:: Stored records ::
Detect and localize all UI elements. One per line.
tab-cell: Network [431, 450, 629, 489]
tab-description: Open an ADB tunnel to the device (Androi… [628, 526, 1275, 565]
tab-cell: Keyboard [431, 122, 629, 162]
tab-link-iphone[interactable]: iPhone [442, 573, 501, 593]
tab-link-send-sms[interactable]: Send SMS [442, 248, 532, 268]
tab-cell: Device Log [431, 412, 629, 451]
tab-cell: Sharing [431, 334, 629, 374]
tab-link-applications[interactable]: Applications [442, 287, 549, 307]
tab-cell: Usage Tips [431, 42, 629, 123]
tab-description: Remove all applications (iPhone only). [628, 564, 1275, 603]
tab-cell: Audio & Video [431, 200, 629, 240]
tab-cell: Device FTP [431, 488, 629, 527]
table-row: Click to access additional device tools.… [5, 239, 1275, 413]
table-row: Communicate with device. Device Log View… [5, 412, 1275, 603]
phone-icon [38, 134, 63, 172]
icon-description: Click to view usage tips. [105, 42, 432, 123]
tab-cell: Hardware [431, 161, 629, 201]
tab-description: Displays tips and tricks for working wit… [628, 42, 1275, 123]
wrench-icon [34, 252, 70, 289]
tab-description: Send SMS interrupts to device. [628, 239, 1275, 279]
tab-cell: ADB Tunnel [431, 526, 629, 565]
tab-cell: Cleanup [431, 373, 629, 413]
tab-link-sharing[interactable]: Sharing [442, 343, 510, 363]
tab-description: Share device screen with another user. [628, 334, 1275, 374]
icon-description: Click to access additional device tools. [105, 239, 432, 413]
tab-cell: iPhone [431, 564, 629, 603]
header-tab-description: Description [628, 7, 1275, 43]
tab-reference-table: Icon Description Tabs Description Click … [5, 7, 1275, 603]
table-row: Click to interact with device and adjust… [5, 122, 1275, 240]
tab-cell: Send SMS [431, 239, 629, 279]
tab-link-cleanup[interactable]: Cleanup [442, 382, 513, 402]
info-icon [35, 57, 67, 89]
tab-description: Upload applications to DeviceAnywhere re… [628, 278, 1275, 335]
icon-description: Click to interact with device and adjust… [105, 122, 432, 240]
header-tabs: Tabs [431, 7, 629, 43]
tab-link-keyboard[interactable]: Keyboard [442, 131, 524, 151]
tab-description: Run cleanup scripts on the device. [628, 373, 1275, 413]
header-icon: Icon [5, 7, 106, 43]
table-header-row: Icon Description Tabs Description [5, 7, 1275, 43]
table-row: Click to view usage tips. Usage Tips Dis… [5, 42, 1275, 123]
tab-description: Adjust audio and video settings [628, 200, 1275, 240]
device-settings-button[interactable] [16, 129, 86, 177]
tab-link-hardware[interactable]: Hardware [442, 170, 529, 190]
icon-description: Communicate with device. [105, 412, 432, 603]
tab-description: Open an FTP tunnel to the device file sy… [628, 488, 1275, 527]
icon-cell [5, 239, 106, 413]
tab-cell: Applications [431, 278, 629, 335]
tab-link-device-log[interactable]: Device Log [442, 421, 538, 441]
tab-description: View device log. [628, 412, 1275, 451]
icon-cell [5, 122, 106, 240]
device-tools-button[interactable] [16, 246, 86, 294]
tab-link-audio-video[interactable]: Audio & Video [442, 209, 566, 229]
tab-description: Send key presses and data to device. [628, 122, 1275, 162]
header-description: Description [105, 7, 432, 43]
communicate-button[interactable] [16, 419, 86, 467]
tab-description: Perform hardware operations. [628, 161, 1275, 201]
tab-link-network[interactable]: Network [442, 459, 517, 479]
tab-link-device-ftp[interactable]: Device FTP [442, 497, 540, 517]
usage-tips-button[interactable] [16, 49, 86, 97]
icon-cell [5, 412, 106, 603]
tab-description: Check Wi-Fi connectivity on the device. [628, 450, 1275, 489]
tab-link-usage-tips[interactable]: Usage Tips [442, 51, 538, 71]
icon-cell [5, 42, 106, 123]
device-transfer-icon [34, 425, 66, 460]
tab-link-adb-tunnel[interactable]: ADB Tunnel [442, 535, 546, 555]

:: Task requirements ::
Reproduce every line of the rows above without changing anything.

:: Reply to the task ::
Detect and localize all UI elements. One per line.
tab-cell: Network [431, 450, 629, 489]
tab-description: Open an ADB tunnel to the device (Androi… [628, 526, 1275, 565]
tab-cell: Keyboard [431, 122, 629, 162]
tab-link-iphone[interactable]: iPhone [442, 573, 501, 593]
tab-link-send-sms[interactable]: Send SMS [442, 248, 532, 268]
tab-cell: Device Log [431, 412, 629, 451]
tab-cell: Sharing [431, 334, 629, 374]
tab-link-applications[interactable]: Applications [442, 287, 549, 307]
tab-cell: Usage Tips [431, 42, 629, 123]
tab-description: Remove all applications (iPhone only). [628, 564, 1275, 603]
tab-cell: Audio & Video [431, 200, 629, 240]
tab-cell: Device FTP [431, 488, 629, 527]
table-row: Click to access additional device tools.… [5, 239, 1275, 413]
table-row: Communicate with device. Device Log View… [5, 412, 1275, 603]
phone-icon [38, 134, 63, 172]
icon-description: Click to view usage tips. [105, 42, 432, 123]
tab-cell: Hardware [431, 161, 629, 201]
tab-description: Displays tips and tricks for working wit… [628, 42, 1275, 123]
wrench-icon [34, 252, 70, 289]
tab-description: Send SMS interrupts to device. [628, 239, 1275, 279]
tab-cell: ADB Tunnel [431, 526, 629, 565]
tab-cell: Cleanup [431, 373, 629, 413]
tab-link-sharing[interactable]: Sharing [442, 343, 510, 363]
tab-description: Share device screen with another user. [628, 334, 1275, 374]
icon-description: Click to access additional device tools. [105, 239, 432, 413]
tab-cell: iPhone [431, 564, 629, 603]
header-tab-description: Description [628, 7, 1275, 43]
tab-reference-table: Icon Description Tabs Description Click … [5, 7, 1275, 603]
table-row: Click to interact with device and adjust… [5, 122, 1275, 240]
tab-cell: Send SMS [431, 239, 629, 279]
tab-link-cleanup[interactable]: Cleanup [442, 382, 513, 402]
info-icon [35, 57, 67, 89]
tab-description: Upload applications to DeviceAnywhere re… [628, 278, 1275, 335]
icon-description: Click to interact with device and adjust… [105, 122, 432, 240]
header-tabs: Tabs [431, 7, 629, 43]
tab-link-keyboard[interactable]: Keyboard [442, 131, 524, 151]
tab-description: Run cleanup scripts on the device. [628, 373, 1275, 413]
header-icon: Icon [5, 7, 106, 43]
table-header-row: Icon Description Tabs Description [5, 7, 1275, 43]
table-row: Click to view usage tips. Usage Tips Dis… [5, 42, 1275, 123]
tab-description: Adjust audio and video settings [628, 200, 1275, 240]
device-settings-button[interactable] [16, 129, 86, 177]
tab-link-hardware[interactable]: Hardware [442, 170, 529, 190]
icon-description: Communicate with device. [105, 412, 432, 603]
tab-description: Open an FTP tunnel to the device file sy… [628, 488, 1275, 527]
icon-cell [5, 239, 106, 413]
tab-cell: Applications [431, 278, 629, 335]
tab-link-device-log[interactable]: Device Log [442, 421, 538, 441]
tab-description: View device log. [628, 412, 1275, 451]
icon-cell [5, 122, 106, 240]
device-tools-button[interactable] [16, 246, 86, 294]
tab-link-audio-video[interactable]: Audio & Video [442, 209, 566, 229]
tab-description: Send key presses and data to device. [628, 122, 1275, 162]
header-description: Description [105, 7, 432, 43]
communicate-button[interactable] [16, 419, 86, 467]
tab-description: Perform hardware operations. [628, 161, 1275, 201]
tab-link-network[interactable]: Network [442, 459, 517, 479]
tab-link-device-ftp[interactable]: Device FTP [442, 497, 540, 517]
usage-tips-button[interactable] [16, 49, 86, 97]
icon-cell [5, 412, 106, 603]
tab-description: Check Wi-Fi connectivity on the device. [628, 450, 1275, 489]
tab-link-usage-tips[interactable]: Usage Tips [442, 51, 538, 71]
icon-cell [5, 42, 106, 123]
device-transfer-icon [34, 425, 66, 460]
tab-link-adb-tunnel[interactable]: ADB Tunnel [442, 535, 546, 555]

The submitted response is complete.